- **REQUIREMENT**:
Below are entries to be transcribed exactly; exclude the pictures from the copy.

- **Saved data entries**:
★ ★ ★ ★ ★

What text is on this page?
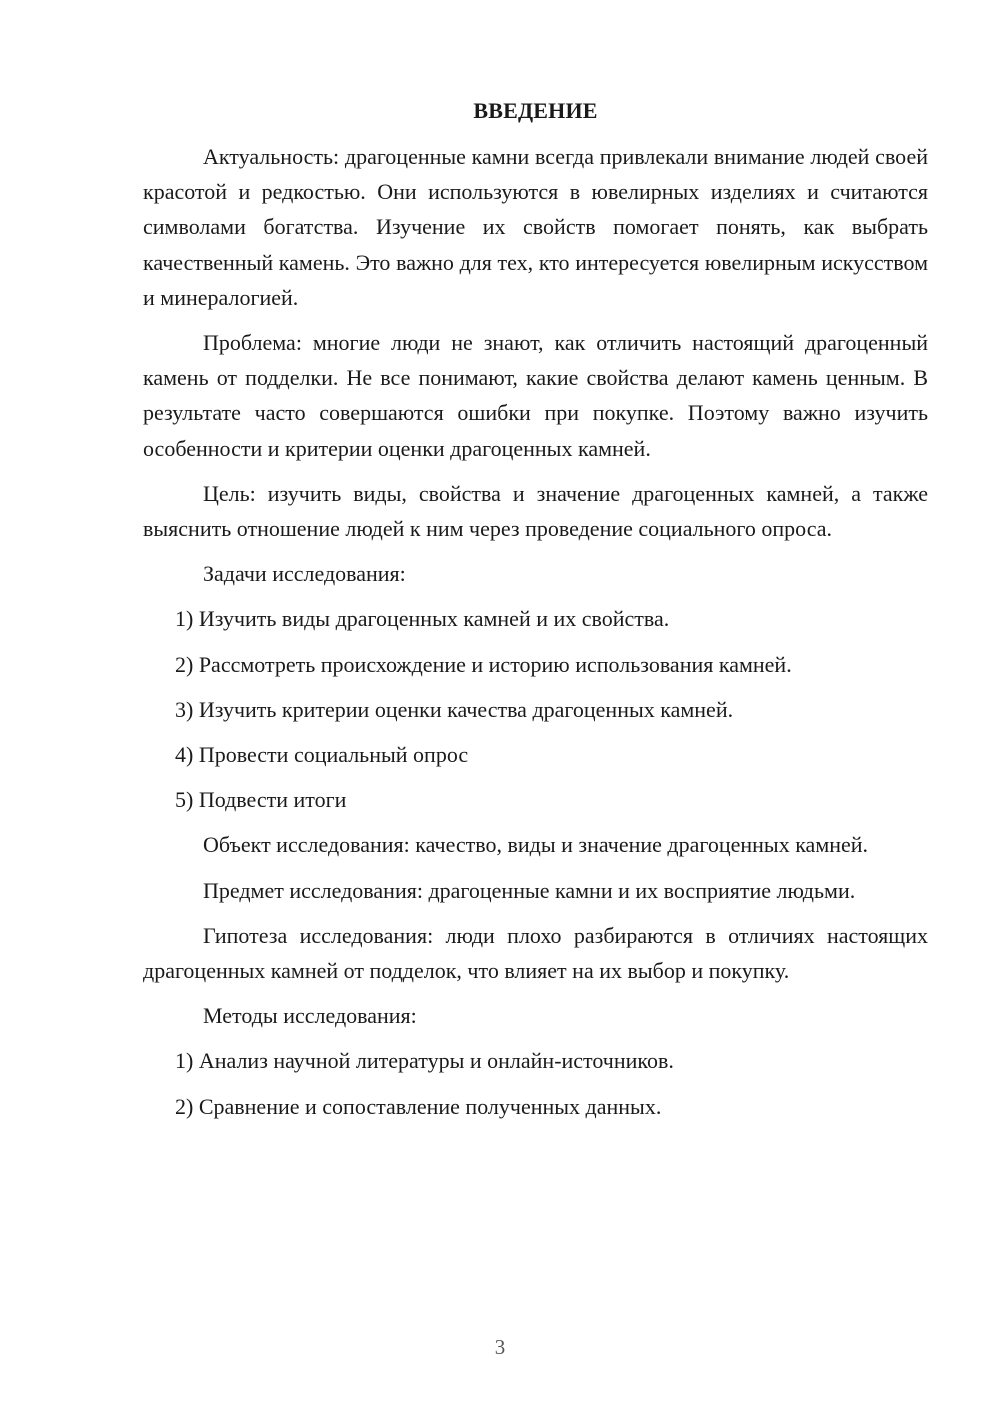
ВВЕДЕНИЕ

Актуальность: драгоценные камни всегда привлекали внимание людей своей красотой и редкостью. Они используются в ювелирных изделиях и считаются символами богатства. Изучение их свойств помогает понять, как выбрать качественный камень. Это важно для тех, кто интересуется ювелирным искусством и минералогией.

Проблема: многие люди не знают, как отличить настоящий драгоценный камень от подделки. Не все понимают, какие свойства делают камень ценным. В результате часто совершаются ошибки при покупке. Поэтому важно изучить особенности и критерии оценки драгоценных камней.

Цель: изучить виды, свойства и значение драгоценных камней, а также выяснить отношение людей к ним через проведение социального опроса.

Задачи исследования:

1) Изучить виды драгоценных камней и их свойства.
2) Рассмотреть происхождение и историю использования камней.
3) Изучить критерии оценки качества драгоценных камней.
4) Провести социальный опрос
5) Подвести итоги

Объект исследования: качество, виды и значение драгоценных камней.

Предмет исследования: драгоценные камни и их восприятие людьми.

Гипотеза исследования: люди плохо разбираются в отличиях настоящих драгоценных камней от подделок, что влияет на их выбор и покупку.

Методы исследования:

1) Анализ научной литературы и онлайн-источников.
2) Сравнение и сопоставление полученных данных.
3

★ ★ ★ ★ ★

- **EXERCISE RESULT**:
What text is on this page?
ВВЕДЕНИЕ

Актуальность: драгоценные камни всегда привлекали внимание людей своей красотой и редкостью. Они используются в ювелирных изделиях и считаются символами богатства. Изучение их свойств помогает понять, как выбрать качественный камень. Это важно для тех, кто интересуется ювелирным искусством и минералогией.

Проблема: многие люди не знают, как отличить настоящий драгоценный камень от подделки. Не все понимают, какие свойства делают камень ценным. В результате часто совершаются ошибки при покупке. Поэтому важно изучить особенности и критерии оценки драгоценных камней.

Цель: изучить виды, свойства и значение драгоценных камней, а также выяснить отношение людей к ним через проведение социального опроса.

Задачи исследования:

1) Изучить виды драгоценных камней и их свойства.
2) Рассмотреть происхождение и историю использования камней.
3) Изучить критерии оценки качества драгоценных камней.
4) Провести социальный опрос
5) Подвести итоги

Объект исследования: качество, виды и значение драгоценных камней.

Предмет исследования: драгоценные камни и их восприятие людьми.

Гипотеза исследования: люди плохо разбираются в отличиях настоящих драгоценных камней от подделок, что влияет на их выбор и покупку.

Методы исследования:

1) Анализ научной литературы и онлайн-источников.
2) Сравнение и сопоставление полученных данных.
3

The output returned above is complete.